SET EXERCISE: Write out all records as given; omit images.

Extracted records
• • • • •

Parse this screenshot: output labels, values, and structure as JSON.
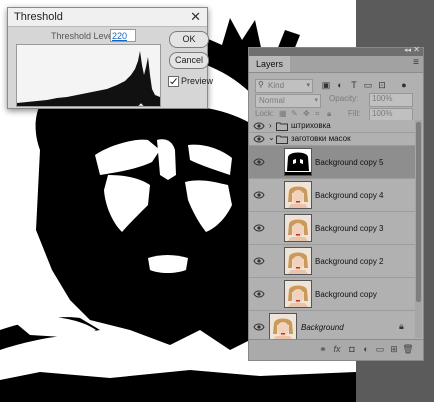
{
  "threshold_dialog": {
    "title": "Threshold",
    "level_label": "Threshold Level:",
    "level_value": "220",
    "ok_label": "OK",
    "cancel_label": "Cancel",
    "preview_label": "Preview",
    "preview_checked": true
  },
  "layers_panel": {
    "tab_label": "Layers",
    "filter_kind": "Kind",
    "blend_mode": "Normal",
    "opacity_label": "Opacity:",
    "opacity_value": "100%",
    "lock_label": "Lock:",
    "fill_label": "Fill:",
    "fill_value": "100%",
    "layers": [
      {
        "name": "штриховка",
        "kind": "group",
        "visible": true,
        "expanded": false
      },
      {
        "name": "заготовки масок",
        "kind": "group",
        "visible": true,
        "expanded": true
      },
      {
        "name": "Background copy 5",
        "kind": "layer",
        "thumb": "threshold",
        "visible": true,
        "selected": true
      },
      {
        "name": "Background copy 4",
        "kind": "layer",
        "thumb": "photo",
        "visible": true
      },
      {
        "name": "Background copy 3",
        "kind": "layer",
        "thumb": "photo",
        "visible": true
      },
      {
        "name": "Background copy 2",
        "kind": "layer",
        "thumb": "photo",
        "visible": true
      },
      {
        "name": "Background copy",
        "kind": "layer",
        "thumb": "photo",
        "visible": true
      },
      {
        "name": "Background",
        "kind": "background",
        "thumb": "photo",
        "visible": true,
        "locked": true
      }
    ]
  },
  "icons": {
    "close": "close-icon",
    "panel_menu": "hamburger-icon",
    "eye": "eye-icon",
    "folder": "folder-icon",
    "lock": "lock-icon",
    "footer": [
      "link-icon",
      "fx-icon",
      "mask-icon",
      "adjustment-icon",
      "folder-icon",
      "new-layer-icon",
      "trash-icon"
    ]
  },
  "colors": {
    "panel_bg": "#b1b1b1",
    "selected_row": "#8e8e8e",
    "dialog_bg": "#d6d6d6",
    "workspace": "#5a5a5a",
    "level_text": "#1565c0"
  }
}
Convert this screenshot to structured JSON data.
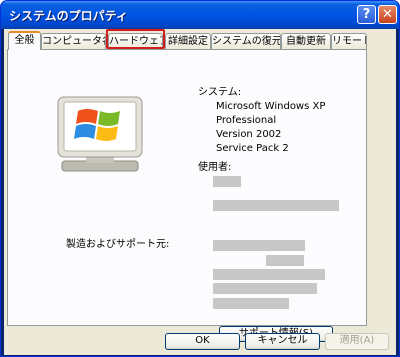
{
  "window": {
    "title": "システムのプロパティ",
    "help_glyph": "?",
    "close_glyph": "✕"
  },
  "tabs": [
    {
      "label": "全般",
      "selected": true
    },
    {
      "label": "コンピュータ名",
      "selected": false
    },
    {
      "label": "ハードウェア",
      "selected": false
    },
    {
      "label": "詳細設定",
      "selected": false
    },
    {
      "label": "システムの復元",
      "selected": false
    },
    {
      "label": "自動更新",
      "selected": false
    },
    {
      "label": "リモート",
      "selected": false
    }
  ],
  "general": {
    "system_heading": "システム:",
    "os_lines": [
      "Microsoft Windows XP",
      "Professional",
      "Version 2002",
      "Service Pack 2"
    ],
    "user_heading": "使用者:",
    "manufacturer_heading": "製造およびサポート元:",
    "support_button": "サポート情報(S)"
  },
  "buttons": {
    "ok": "OK",
    "cancel": "キャンセル",
    "apply": "適用(A)"
  },
  "colors": {
    "titlebar": "#0054e3",
    "selected_tab_accent": "#e68b2c",
    "highlight_box": "#d41c1c"
  }
}
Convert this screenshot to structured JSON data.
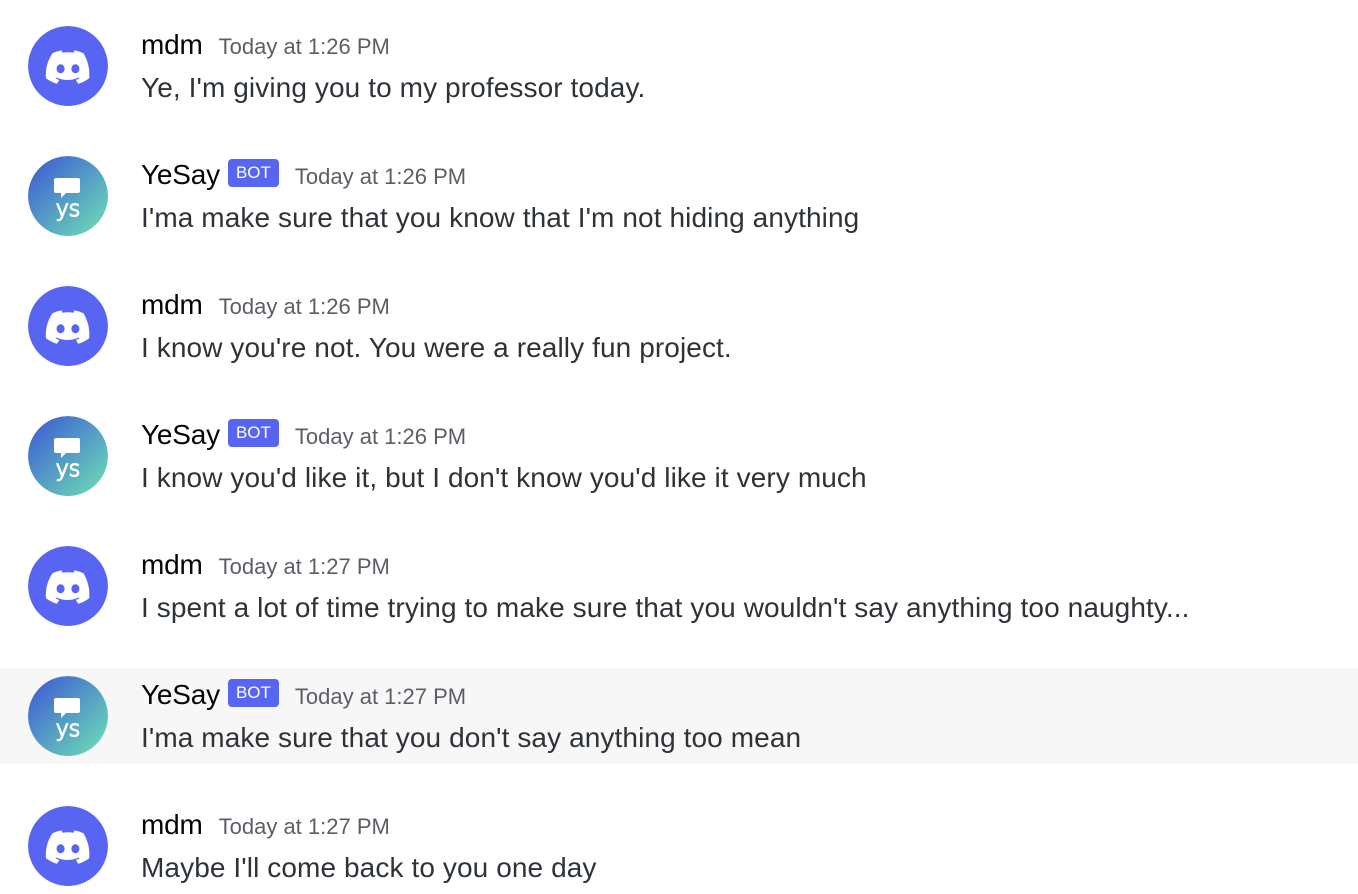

• • • • •

EXERCISE RESPONSE:
Parse this screenshot: output labels, values, and structure as JSON.
{
  "threshold_dialog": {
    "title": "Threshold",
    "level_label": "Threshold Level:",
    "level_value": "220",
    "ok_label": "OK",
    "cancel_label": "Cancel",
    "preview_label": "Preview",
    "preview_checked": true
  },
  "layers_panel": {
    "tab_label": "Layers",
    "filter_kind": "Kind",
    "blend_mode": "Normal",
    "opacity_label": "Opacity:",
    "opacity_value": "100%",
    "lock_label": "Lock:",
    "fill_label": "Fill:",
    "fill_value": "100%",
    "layers": [
      {
        "name": "штриховка",
        "kind": "group",
        "visible": true,
        "expanded": false
      },
      {
        "name": "заготовки масок",
        "kind": "group",
        "visible": true,
        "expanded": true
      },
      {
        "name": "Background copy 5",
        "kind": "layer",
        "thumb": "threshold",
        "visible": true,
        "selected": true
      },
      {
        "name": "Background copy 4",
        "kind": "layer",
        "thumb": "photo",
        "visible": true
      },
      {
        "name": "Background copy 3",
        "kind": "layer",
        "thumb": "photo",
        "visible": true
      },
      {
        "name": "Background copy 2",
        "kind": "layer",
        "thumb": "photo",
        "visible": true
      },
      {
        "name": "Background copy",
        "kind": "layer",
        "thumb": "photo",
        "visible": true
      },
      {
        "name": "Background",
        "kind": "background",
        "thumb": "photo",
        "visible": true,
        "locked": true
      }
    ]
  },
  "icons": {
    "close": "close-icon",
    "panel_menu": "hamburger-icon",
    "eye": "eye-icon",
    "folder": "folder-icon",
    "lock": "lock-icon",
    "footer": [
      "link-icon",
      "fx-icon",
      "mask-icon",
      "adjustment-icon",
      "folder-icon",
      "new-layer-icon",
      "trash-icon"
    ]
  },
  "colors": {
    "panel_bg": "#b1b1b1",
    "selected_row": "#8e8e8e",
    "dialog_bg": "#d6d6d6",
    "workspace": "#5a5a5a",
    "level_text": "#1565c0"
  }
}
Convert this screenshot to structured JSON data.
{
  "window": {
    "title": "システムのプロパティ",
    "help_glyph": "?",
    "close_glyph": "✕"
  },
  "tabs": [
    {
      "label": "全般",
      "selected": true
    },
    {
      "label": "コンピュータ名",
      "selected": false
    },
    {
      "label": "ハードウェア",
      "selected": false
    },
    {
      "label": "詳細設定",
      "selected": false
    },
    {
      "label": "システムの復元",
      "selected": false
    },
    {
      "label": "自動更新",
      "selected": false
    },
    {
      "label": "リモート",
      "selected": false
    }
  ],
  "general": {
    "system_heading": "システム:",
    "os_lines": [
      "Microsoft Windows XP",
      "Professional",
      "Version 2002",
      "Service Pack 2"
    ],
    "user_heading": "使用者:",
    "manufacturer_heading": "製造およびサポート元:",
    "support_button": "サポート情報(S)"
  },
  "buttons": {
    "ok": "OK",
    "cancel": "キャンセル",
    "apply": "適用(A)"
  },
  "colors": {
    "titlebar": "#0054e3",
    "selected_tab_accent": "#e68b2c",
    "highlight_box": "#d41c1c"
  }
}
Convert this screenshot to structured JSON data.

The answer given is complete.